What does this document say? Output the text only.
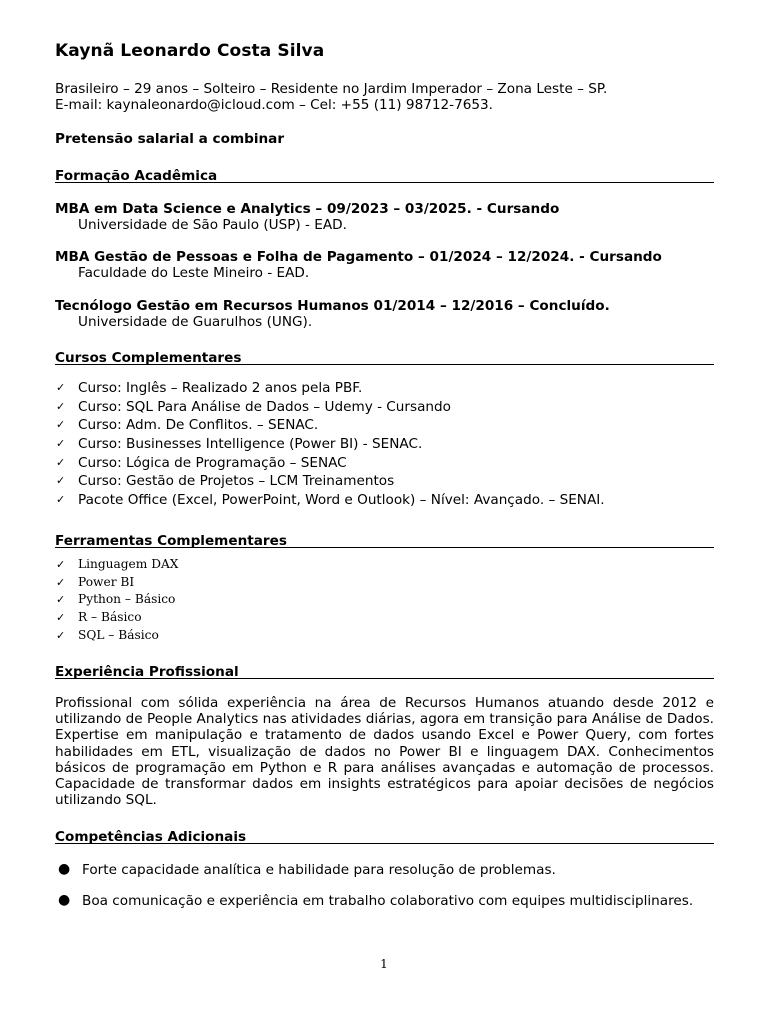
Kaynã Leonardo Costa Silva
Brasileiro – 29 anos – Solteiro – Residente no Jardim Imperador – Zona Leste – SP.
E-mail: kaynaleonardo@icloud.com – Cel: +55 (11) 98712-7653.
Pretensão salarial a combinar
Formação Acadêmica
MBA em Data Science e Analytics – 09/2023 – 03/2025. - Cursando
Universidade de São Paulo (USP) - EAD.
MBA Gestão de Pessoas e Folha de Pagamento – 01/2024 – 12/2024. - Cursando
Faculdade do Leste Mineiro - EAD.
Tecnólogo Gestão em Recursos Humanos 01/2014 – 12/2016 – Concluído.
Universidade de Guarulhos (UNG).
Cursos Complementares
✓ Curso: Inglês – Realizado 2 anos pela PBF.
✓ Curso: SQL Para Análise de Dados – Udemy - Cursando
✓ Curso: Adm. De Conflitos. – SENAC.
✓ Curso: Businesses Intelligence (Power BI) - SENAC.
✓ Curso: Lógica de Programação – SENAC
✓ Curso: Gestão de Projetos – LCM Treinamentos
✓ Pacote Office (Excel, PowerPoint, Word e Outlook) – Nível: Avançado. – SENAI.
Ferramentas Complementares
✓ Linguagem DAX
✓ Power BI
✓ Python – Básico
✓ R – Básico
✓ SQL – Básico
Experiência Profissional
Profissional com sólida experiência na área de Recursos Humanos atuando desde 2012 e utilizando de People Analytics nas atividades diárias, agora em transição para Análise de Dados. Expertise em manipulação e tratamento de dados usando Excel e Power Query, com fortes habilidades em ETL, visualização de dados no Power BI e linguagem DAX. Conhecimentos básicos de programação em Python e R para análises avançadas e automação de processos. Capacidade de transformar dados em insights estratégicos para apoiar decisões de negócios utilizando SQL.
Competências Adicionais
● Forte capacidade analítica e habilidade para resolução de problemas.
● Boa comunicação e experiência em trabalho colaborativo com equipes multidisciplinares.
1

==================================================

* Work required *
Report how many lines of the data hold the string "Universidade"; give only the number.

* Output for this task *
2